[Records from a collection of figures]
=-=-=-=-=
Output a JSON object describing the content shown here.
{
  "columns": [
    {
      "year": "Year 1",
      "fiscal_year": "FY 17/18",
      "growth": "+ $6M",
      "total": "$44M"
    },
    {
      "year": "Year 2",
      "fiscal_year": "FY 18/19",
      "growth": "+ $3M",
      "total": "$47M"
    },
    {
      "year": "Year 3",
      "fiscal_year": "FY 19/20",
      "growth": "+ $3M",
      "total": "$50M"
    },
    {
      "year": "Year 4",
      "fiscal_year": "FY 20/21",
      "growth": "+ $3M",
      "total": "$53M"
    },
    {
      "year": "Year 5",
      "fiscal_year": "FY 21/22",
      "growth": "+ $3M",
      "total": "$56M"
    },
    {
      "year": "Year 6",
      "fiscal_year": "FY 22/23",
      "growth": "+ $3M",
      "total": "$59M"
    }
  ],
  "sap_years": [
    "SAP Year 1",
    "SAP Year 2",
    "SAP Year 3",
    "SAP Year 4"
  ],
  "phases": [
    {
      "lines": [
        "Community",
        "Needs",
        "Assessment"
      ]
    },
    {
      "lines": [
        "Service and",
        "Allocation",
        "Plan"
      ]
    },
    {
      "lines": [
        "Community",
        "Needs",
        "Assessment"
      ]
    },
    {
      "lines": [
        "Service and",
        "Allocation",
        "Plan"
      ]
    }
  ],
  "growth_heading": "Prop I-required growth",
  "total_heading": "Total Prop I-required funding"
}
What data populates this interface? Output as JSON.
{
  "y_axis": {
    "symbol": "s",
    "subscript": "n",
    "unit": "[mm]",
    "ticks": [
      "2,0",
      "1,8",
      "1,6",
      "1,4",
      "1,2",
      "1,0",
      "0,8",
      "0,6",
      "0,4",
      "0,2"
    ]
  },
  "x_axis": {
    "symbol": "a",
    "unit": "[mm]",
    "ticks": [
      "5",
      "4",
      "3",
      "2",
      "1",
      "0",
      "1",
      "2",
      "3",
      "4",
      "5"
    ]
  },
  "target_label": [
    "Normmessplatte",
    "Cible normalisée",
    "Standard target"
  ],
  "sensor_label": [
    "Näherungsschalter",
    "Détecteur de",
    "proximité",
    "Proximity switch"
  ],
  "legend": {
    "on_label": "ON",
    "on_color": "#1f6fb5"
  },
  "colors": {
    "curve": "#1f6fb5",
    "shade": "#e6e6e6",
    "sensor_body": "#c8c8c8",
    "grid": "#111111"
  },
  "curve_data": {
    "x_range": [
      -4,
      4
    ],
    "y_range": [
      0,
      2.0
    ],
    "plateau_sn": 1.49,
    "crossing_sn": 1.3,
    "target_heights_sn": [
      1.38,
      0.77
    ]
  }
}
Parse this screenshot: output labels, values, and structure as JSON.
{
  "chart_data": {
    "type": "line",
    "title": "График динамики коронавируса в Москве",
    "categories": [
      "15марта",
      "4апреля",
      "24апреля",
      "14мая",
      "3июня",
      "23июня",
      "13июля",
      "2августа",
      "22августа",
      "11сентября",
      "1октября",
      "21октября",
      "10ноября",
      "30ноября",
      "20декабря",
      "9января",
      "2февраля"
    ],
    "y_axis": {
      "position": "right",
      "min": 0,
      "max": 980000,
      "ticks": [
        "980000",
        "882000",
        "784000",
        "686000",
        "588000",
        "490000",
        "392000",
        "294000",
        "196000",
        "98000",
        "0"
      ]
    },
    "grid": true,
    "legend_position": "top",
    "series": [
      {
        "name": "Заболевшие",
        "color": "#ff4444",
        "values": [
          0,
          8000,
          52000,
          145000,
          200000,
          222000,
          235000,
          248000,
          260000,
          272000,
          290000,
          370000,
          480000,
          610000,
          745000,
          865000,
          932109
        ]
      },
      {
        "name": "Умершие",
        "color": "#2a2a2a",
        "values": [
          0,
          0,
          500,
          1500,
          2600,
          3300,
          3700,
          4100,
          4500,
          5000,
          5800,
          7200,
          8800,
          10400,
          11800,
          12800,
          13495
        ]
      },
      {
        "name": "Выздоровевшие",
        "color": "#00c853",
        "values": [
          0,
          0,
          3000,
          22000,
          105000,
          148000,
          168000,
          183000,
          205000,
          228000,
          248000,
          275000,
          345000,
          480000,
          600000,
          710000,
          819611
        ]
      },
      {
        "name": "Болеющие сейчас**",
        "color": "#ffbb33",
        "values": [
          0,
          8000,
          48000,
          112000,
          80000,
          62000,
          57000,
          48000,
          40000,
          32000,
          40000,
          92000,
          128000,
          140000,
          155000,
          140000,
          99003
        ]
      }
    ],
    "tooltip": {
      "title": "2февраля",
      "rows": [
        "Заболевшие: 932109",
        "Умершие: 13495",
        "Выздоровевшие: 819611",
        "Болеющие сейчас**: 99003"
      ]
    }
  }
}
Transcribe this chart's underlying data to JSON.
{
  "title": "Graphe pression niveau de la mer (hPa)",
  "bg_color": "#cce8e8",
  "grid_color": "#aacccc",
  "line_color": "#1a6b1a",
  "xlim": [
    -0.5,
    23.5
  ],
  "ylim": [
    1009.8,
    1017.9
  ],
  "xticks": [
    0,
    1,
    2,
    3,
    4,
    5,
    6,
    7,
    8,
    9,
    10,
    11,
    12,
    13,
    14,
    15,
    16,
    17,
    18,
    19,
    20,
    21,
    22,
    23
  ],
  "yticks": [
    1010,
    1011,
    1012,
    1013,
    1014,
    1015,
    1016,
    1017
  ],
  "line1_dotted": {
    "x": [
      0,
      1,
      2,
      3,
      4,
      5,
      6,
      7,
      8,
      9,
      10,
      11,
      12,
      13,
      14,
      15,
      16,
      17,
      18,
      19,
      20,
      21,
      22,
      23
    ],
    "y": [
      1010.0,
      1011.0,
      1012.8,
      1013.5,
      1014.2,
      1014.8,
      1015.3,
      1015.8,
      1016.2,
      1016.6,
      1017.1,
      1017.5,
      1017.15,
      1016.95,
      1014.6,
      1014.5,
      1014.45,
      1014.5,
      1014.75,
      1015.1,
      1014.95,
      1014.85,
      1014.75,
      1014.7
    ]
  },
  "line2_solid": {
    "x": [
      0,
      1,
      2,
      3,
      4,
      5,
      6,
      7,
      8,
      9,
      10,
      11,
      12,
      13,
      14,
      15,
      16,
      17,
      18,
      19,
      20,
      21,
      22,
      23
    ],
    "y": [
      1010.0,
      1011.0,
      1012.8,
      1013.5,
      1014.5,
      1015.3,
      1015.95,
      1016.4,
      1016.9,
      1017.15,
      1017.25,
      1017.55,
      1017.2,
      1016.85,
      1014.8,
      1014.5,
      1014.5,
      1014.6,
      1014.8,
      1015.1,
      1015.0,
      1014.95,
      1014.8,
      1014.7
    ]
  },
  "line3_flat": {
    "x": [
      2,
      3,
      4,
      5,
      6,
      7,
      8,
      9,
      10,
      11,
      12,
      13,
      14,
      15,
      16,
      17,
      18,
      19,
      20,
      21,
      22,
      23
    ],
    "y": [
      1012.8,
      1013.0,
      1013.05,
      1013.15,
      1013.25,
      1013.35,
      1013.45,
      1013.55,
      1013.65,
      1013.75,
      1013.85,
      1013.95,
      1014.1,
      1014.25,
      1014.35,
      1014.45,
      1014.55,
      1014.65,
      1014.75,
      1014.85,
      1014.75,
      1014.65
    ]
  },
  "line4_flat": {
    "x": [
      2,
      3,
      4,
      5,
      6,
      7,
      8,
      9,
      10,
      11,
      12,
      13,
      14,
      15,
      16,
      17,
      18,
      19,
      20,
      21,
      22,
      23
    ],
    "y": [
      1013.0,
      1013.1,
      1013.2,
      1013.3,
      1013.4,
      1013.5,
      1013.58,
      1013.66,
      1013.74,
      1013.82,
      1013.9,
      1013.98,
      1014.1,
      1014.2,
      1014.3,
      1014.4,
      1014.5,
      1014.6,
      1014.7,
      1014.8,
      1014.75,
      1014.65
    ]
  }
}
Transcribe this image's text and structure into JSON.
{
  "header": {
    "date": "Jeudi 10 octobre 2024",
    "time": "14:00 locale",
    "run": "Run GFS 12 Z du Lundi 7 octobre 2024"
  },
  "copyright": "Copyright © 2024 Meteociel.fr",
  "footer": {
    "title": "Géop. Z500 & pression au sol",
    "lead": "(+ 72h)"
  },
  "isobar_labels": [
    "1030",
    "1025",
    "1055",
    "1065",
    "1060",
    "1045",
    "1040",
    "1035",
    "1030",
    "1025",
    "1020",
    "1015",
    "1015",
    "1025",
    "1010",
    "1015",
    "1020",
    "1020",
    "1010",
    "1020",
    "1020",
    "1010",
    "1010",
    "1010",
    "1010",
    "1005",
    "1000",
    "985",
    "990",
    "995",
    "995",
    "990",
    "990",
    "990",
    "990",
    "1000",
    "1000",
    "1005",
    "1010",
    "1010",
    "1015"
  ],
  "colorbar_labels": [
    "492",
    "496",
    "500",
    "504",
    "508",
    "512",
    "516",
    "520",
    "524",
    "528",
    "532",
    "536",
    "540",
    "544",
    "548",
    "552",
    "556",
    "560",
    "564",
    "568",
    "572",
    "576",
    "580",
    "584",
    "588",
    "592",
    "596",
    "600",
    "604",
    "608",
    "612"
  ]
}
=-=-=-=-=
Return exactly, and only, the line containing "Transcribe this image's" and every line after it through the end of the material.

Exercise answer:
Transcribe this image's text and structure into JSON.
{
  "header": {
    "date": "Jeudi 10 octobre 2024",
    "time": "14:00 locale",
    "run": "Run GFS 12 Z du Lundi 7 octobre 2024"
  },
  "copyright": "Copyright © 2024 Meteociel.fr",
  "footer": {
    "title": "Géop. Z500 & pression au sol",
    "lead": "(+ 72h)"
  },
  "isobar_labels": [
    "1030",
    "1025",
    "1055",
    "1065",
    "1060",
    "1045",
    "1040",
    "1035",
    "1030",
    "1025",
    "1020",
    "1015",
    "1015",
    "1025",
    "1010",
    "1015",
    "1020",
    "1020",
    "1010",
    "1020",
    "1020",
    "1010",
    "1010",
    "1010",
    "1010",
    "1005",
    "1000",
    "985",
    "990",
    "995",
    "995",
    "990",
    "990",
    "990",
    "990",
    "1000",
    "1000",
    "1005",
    "1010",
    "1010",
    "1015"
  ],
  "colorbar_labels": [
    "492",
    "496",
    "500",
    "504",
    "508",
    "512",
    "516",
    "520",
    "524",
    "528",
    "532",
    "536",
    "540",
    "544",
    "548",
    "552",
    "556",
    "560",
    "564",
    "568",
    "572",
    "576",
    "580",
    "584",
    "588",
    "592",
    "596",
    "600",
    "604",
    "608",
    "612"
  ]
}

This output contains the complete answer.